THE TASK – Reproduce the data exactly and drop any pictures it holds.

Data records
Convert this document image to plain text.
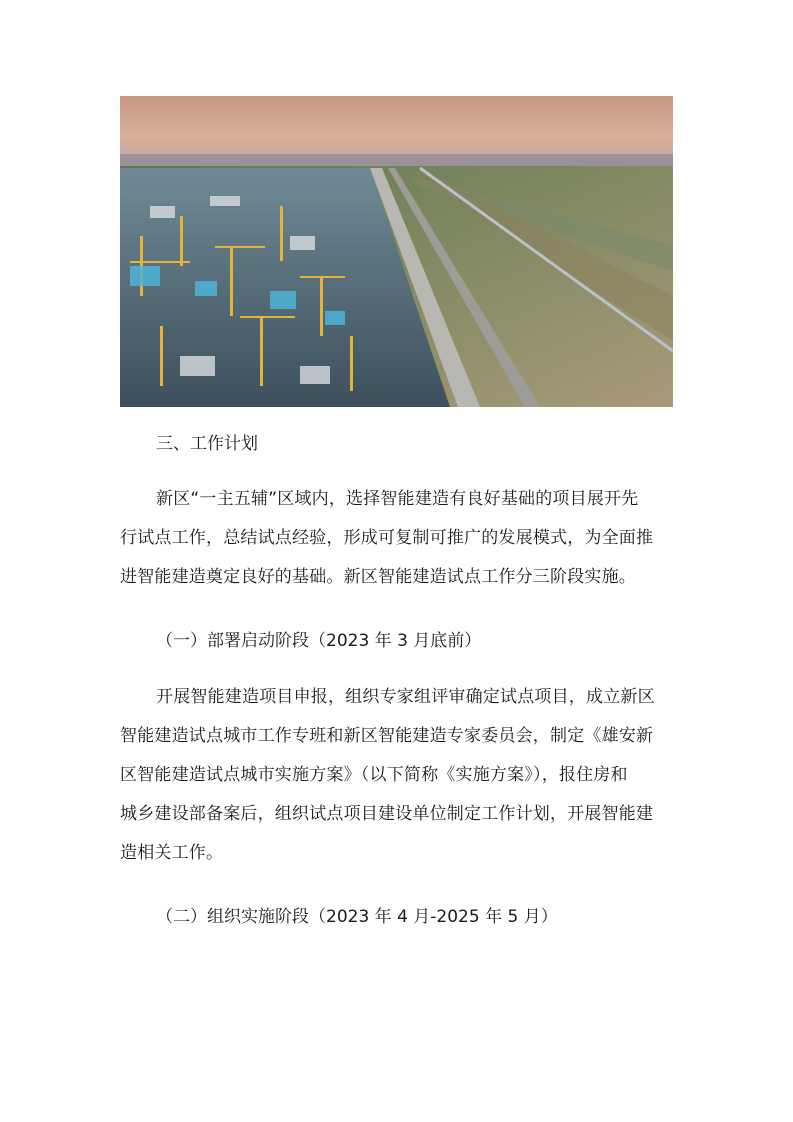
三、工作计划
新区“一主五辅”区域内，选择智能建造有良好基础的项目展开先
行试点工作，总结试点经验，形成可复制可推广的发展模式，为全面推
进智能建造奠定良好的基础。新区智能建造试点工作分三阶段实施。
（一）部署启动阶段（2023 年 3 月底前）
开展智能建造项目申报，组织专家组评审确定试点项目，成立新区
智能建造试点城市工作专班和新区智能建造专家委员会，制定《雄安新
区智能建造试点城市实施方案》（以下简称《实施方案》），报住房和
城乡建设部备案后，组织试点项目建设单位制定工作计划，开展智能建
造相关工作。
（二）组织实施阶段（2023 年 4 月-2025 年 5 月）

FULL OUTPUT –
Convert this document image to plain text.
三、工作计划
新区“一主五辅”区域内，选择智能建造有良好基础的项目展开先
行试点工作，总结试点经验，形成可复制可推广的发展模式，为全面推
进智能建造奠定良好的基础。新区智能建造试点工作分三阶段实施。
（一）部署启动阶段（2023 年 3 月底前）
开展智能建造项目申报，组织专家组评审确定试点项目，成立新区
智能建造试点城市工作专班和新区智能建造专家委员会，制定《雄安新
区智能建造试点城市实施方案》（以下简称《实施方案》），报住房和
城乡建设部备案后，组织试点项目建设单位制定工作计划，开展智能建
造相关工作。
（二）组织实施阶段（2023 年 4 月-2025 年 5 月）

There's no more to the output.